▶ What this task involves
Could you write out the records below exactly as they appear, leaving out any pictures?

--- Start Data for processing ---

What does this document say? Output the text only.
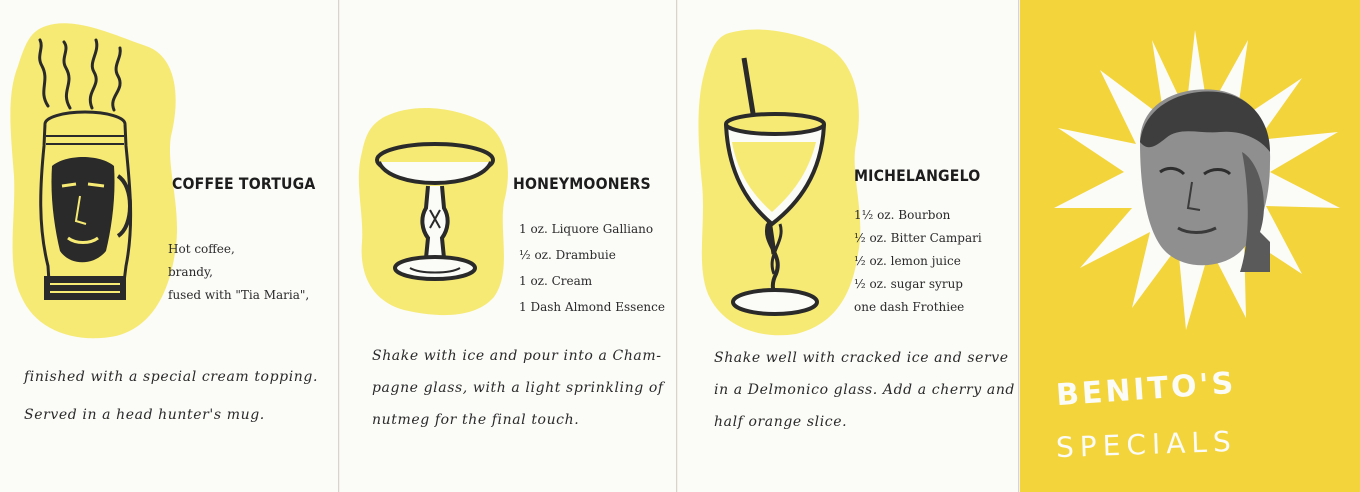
COFFEE TORTUGA
Hot coffee,
brandy,
fused with "Tia Maria",
finished with a special cream topping.
Served in a head hunter's mug.
HONEYMOONERS
1 oz. Liquore Galliano
½ oz. Drambuie
1 oz. Cream
1 Dash Almond Essence
Shake with ice and pour into a Cham-
pagne glass, with a light sprinkling of
nutmeg for the final touch.
MICHELANGELO
1½ oz. Bourbon
½ oz. Bitter Campari
½ oz. lemon juice
½ oz. sugar syrup
one dash Frothiee
Shake well with cracked ice and serve
in a Delmonico glass. Add a cherry and
half orange slice.
BENITO'S
SPECIALS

--- End Data for processing ---

▶ Answer in full
What does this document say? Output the text only.
COFFEE TORTUGA
Hot coffee,
brandy,
fused with "Tia Maria",
finished with a special cream topping.
Served in a head hunter's mug.
HONEYMOONERS
1 oz. Liquore Galliano
½ oz. Drambuie
1 oz. Cream
1 Dash Almond Essence
Shake with ice and pour into a Cham-
pagne glass, with a light sprinkling of
nutmeg for the final touch.
MICHELANGELO
1½ oz. Bourbon
½ oz. Bitter Campari
½ oz. lemon juice
½ oz. sugar syrup
one dash Frothiee
Shake well with cracked ice and serve
in a Delmonico glass. Add a cherry and
half orange slice.
BENITO'S
SPECIALS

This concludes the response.